-- start of EXERCISE INPUTS --
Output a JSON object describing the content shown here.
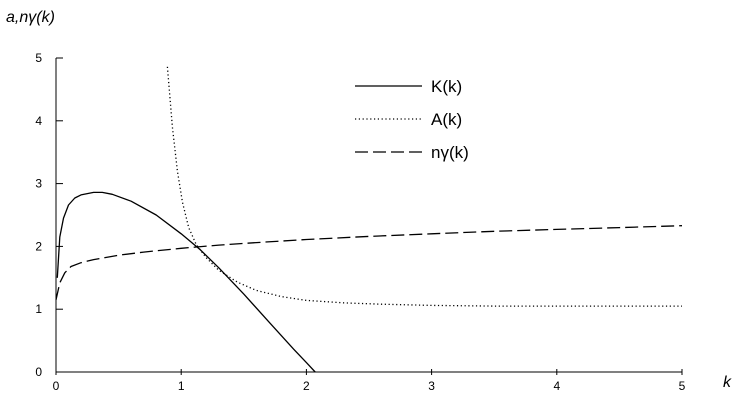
{
  "chart_data": {
    "type": "line",
    "title": "",
    "ylabel": "a,nγ(k)",
    "xlabel": "k",
    "xlim": [
      0,
      5
    ],
    "ylim": [
      0,
      5
    ],
    "x_ticks": [
      "0",
      "1",
      "2",
      "3",
      "4",
      "5"
    ],
    "y_ticks": [
      "0",
      "1",
      "2",
      "3",
      "4",
      "5"
    ],
    "grid": false,
    "legend_position": "top-right",
    "series": [
      {
        "name": "K(k)",
        "line_style": "solid",
        "x": [
          0.01,
          0.03,
          0.06,
          0.1,
          0.15,
          0.2,
          0.3,
          0.37,
          0.45,
          0.6,
          0.8,
          1.0,
          1.15,
          1.3,
          1.5,
          1.7,
          1.9,
          2.0,
          2.07
        ],
        "y": [
          1.5,
          2.15,
          2.45,
          2.66,
          2.77,
          2.82,
          2.86,
          2.86,
          2.83,
          2.72,
          2.5,
          2.2,
          1.95,
          1.66,
          1.24,
          0.8,
          0.36,
          0.15,
          0.0
        ]
      },
      {
        "name": "A(k)",
        "line_style": "dotted",
        "x": [
          0.89,
          0.93,
          0.97,
          1.01,
          1.06,
          1.12,
          1.2,
          1.3,
          1.45,
          1.6,
          1.8,
          2.0,
          2.3,
          2.6,
          3.0,
          3.5,
          4.0,
          4.5,
          5.0
        ],
        "y": [
          4.86,
          3.9,
          3.2,
          2.7,
          2.3,
          2.03,
          1.82,
          1.62,
          1.43,
          1.3,
          1.2,
          1.14,
          1.1,
          1.08,
          1.06,
          1.05,
          1.05,
          1.05,
          1.05
        ]
      },
      {
        "name": "nγ(k)",
        "line_style": "dashed",
        "x": [
          0.0,
          0.03,
          0.07,
          0.12,
          0.2,
          0.3,
          0.5,
          0.7,
          1.0,
          1.3,
          1.6,
          2.0,
          2.5,
          3.0,
          3.5,
          4.0,
          4.5,
          5.0
        ],
        "y": [
          1.15,
          1.42,
          1.58,
          1.68,
          1.74,
          1.79,
          1.86,
          1.91,
          1.97,
          2.02,
          2.06,
          2.11,
          2.16,
          2.2,
          2.24,
          2.27,
          2.3,
          2.33
        ]
      }
    ],
    "legend": {
      "entries": [
        {
          "label": "K(k)",
          "line_style": "solid"
        },
        {
          "label": "A(k)",
          "line_style": "dotted"
        },
        {
          "label": "nγ(k)",
          "line_style": "dashed"
        }
      ]
    },
    "colors": {
      "line": "#000000",
      "axis": "#000000"
    }
  }
}
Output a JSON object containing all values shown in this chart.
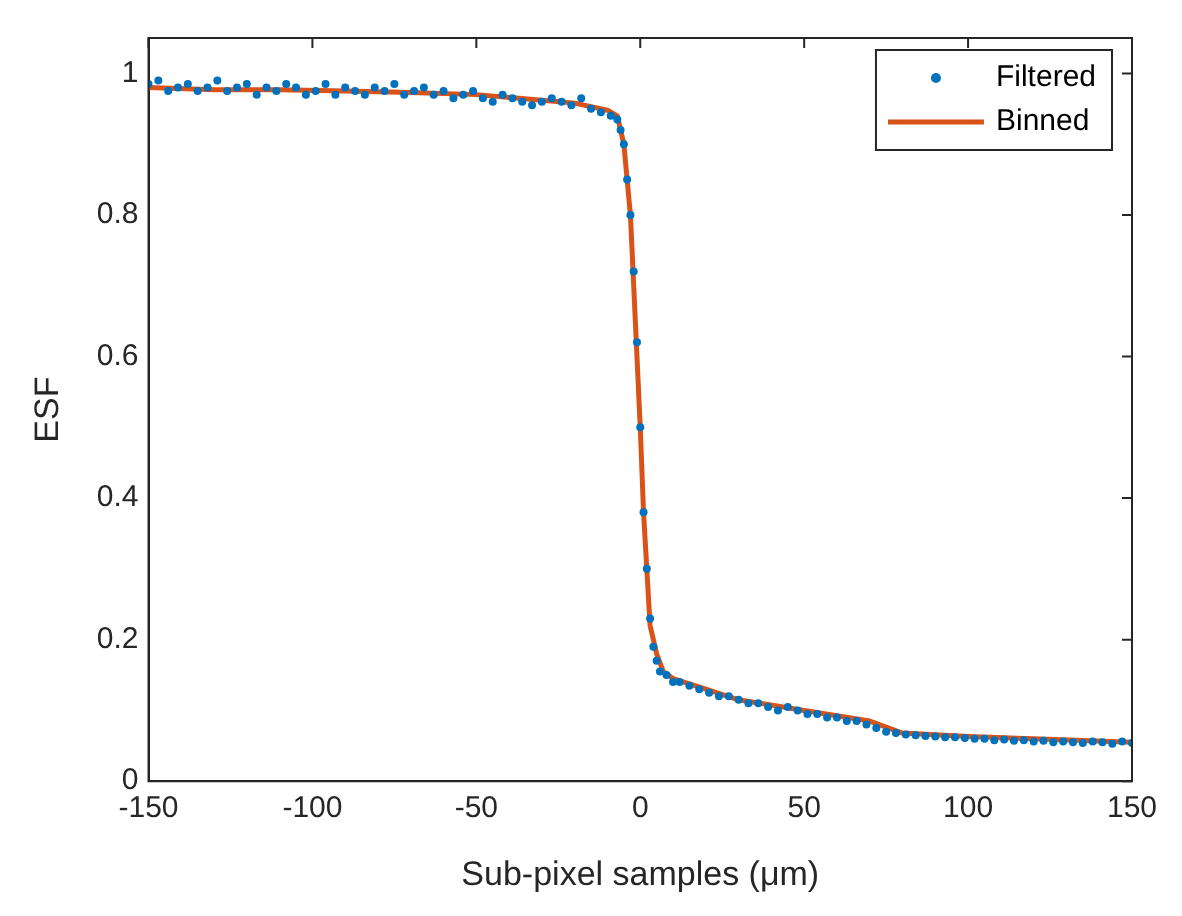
{
  "chart_data": {
    "type": "scatter",
    "xlabel": "Sub-pixel samples (μm)",
    "ylabel": "ESF",
    "xlim": [
      -150,
      150
    ],
    "xticks": [
      -150,
      -100,
      -50,
      0,
      50,
      100,
      150
    ],
    "ylim": [
      0,
      1.05
    ],
    "yticks": [
      0,
      0.2,
      0.4,
      0.6,
      0.8,
      1
    ],
    "grid": false,
    "legend": "top right",
    "series": [
      {
        "name": "Filtered",
        "type": "scatter",
        "marker": "circle",
        "color": "#0072bd",
        "x": [
          -150,
          -147,
          -144,
          -141,
          -138,
          -135,
          -132,
          -129,
          -126,
          -123,
          -120,
          -117,
          -114,
          -111,
          -108,
          -105,
          -102,
          -99,
          -96,
          -93,
          -90,
          -87,
          -84,
          -81,
          -78,
          -75,
          -72,
          -69,
          -66,
          -63,
          -60,
          -57,
          -54,
          -51,
          -48,
          -45,
          -42,
          -39,
          -36,
          -33,
          -30,
          -27,
          -24,
          -21,
          -18,
          -15,
          -12,
          -9,
          -7,
          -6,
          -5,
          -4,
          -3,
          -2,
          -1,
          0,
          1,
          2,
          3,
          4,
          5,
          6,
          8,
          10,
          12,
          15,
          18,
          21,
          24,
          27,
          30,
          33,
          36,
          39,
          42,
          45,
          48,
          51,
          54,
          57,
          60,
          63,
          66,
          69,
          72,
          75,
          78,
          81,
          84,
          87,
          90,
          93,
          96,
          99,
          102,
          105,
          108,
          111,
          114,
          117,
          120,
          123,
          126,
          129,
          132,
          135,
          138,
          141,
          144,
          147,
          150
        ],
        "values": [
          0.985,
          0.99,
          0.975,
          0.98,
          0.985,
          0.975,
          0.98,
          0.99,
          0.975,
          0.98,
          0.985,
          0.97,
          0.98,
          0.975,
          0.985,
          0.98,
          0.97,
          0.975,
          0.985,
          0.97,
          0.98,
          0.975,
          0.97,
          0.98,
          0.975,
          0.985,
          0.97,
          0.975,
          0.98,
          0.97,
          0.975,
          0.965,
          0.97,
          0.975,
          0.965,
          0.96,
          0.97,
          0.965,
          0.96,
          0.955,
          0.96,
          0.965,
          0.96,
          0.955,
          0.965,
          0.95,
          0.945,
          0.94,
          0.935,
          0.92,
          0.9,
          0.85,
          0.8,
          0.72,
          0.62,
          0.5,
          0.38,
          0.3,
          0.23,
          0.19,
          0.17,
          0.155,
          0.15,
          0.14,
          0.14,
          0.135,
          0.13,
          0.125,
          0.12,
          0.12,
          0.115,
          0.11,
          0.11,
          0.105,
          0.1,
          0.105,
          0.1,
          0.095,
          0.095,
          0.09,
          0.09,
          0.085,
          0.085,
          0.08,
          0.075,
          0.07,
          0.068,
          0.066,
          0.065,
          0.064,
          0.063,
          0.062,
          0.062,
          0.061,
          0.06,
          0.06,
          0.058,
          0.059,
          0.057,
          0.058,
          0.056,
          0.057,
          0.055,
          0.056,
          0.055,
          0.054,
          0.056,
          0.055,
          0.053,
          0.056,
          0.054
        ]
      },
      {
        "name": "Binned",
        "type": "line",
        "marker": "none",
        "line_style": "solid",
        "color": "#d95319",
        "x": [
          -150,
          -130,
          -110,
          -90,
          -70,
          -50,
          -30,
          -20,
          -10,
          -7,
          -5,
          -3,
          -1,
          0,
          1,
          3,
          5,
          7,
          10,
          20,
          30,
          50,
          70,
          80,
          100,
          120,
          150
        ],
        "values": [
          0.98,
          0.977,
          0.977,
          0.975,
          0.973,
          0.97,
          0.962,
          0.958,
          0.948,
          0.94,
          0.9,
          0.8,
          0.6,
          0.5,
          0.38,
          0.22,
          0.18,
          0.155,
          0.145,
          0.13,
          0.115,
          0.1,
          0.085,
          0.068,
          0.063,
          0.06,
          0.055
        ]
      }
    ]
  }
}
-- end of EXERCISE INPUTS --
● **THE EXERCISE**
Give the number of lines in the data that contain "JSON", with no other words.

● **THE ANSWER**
2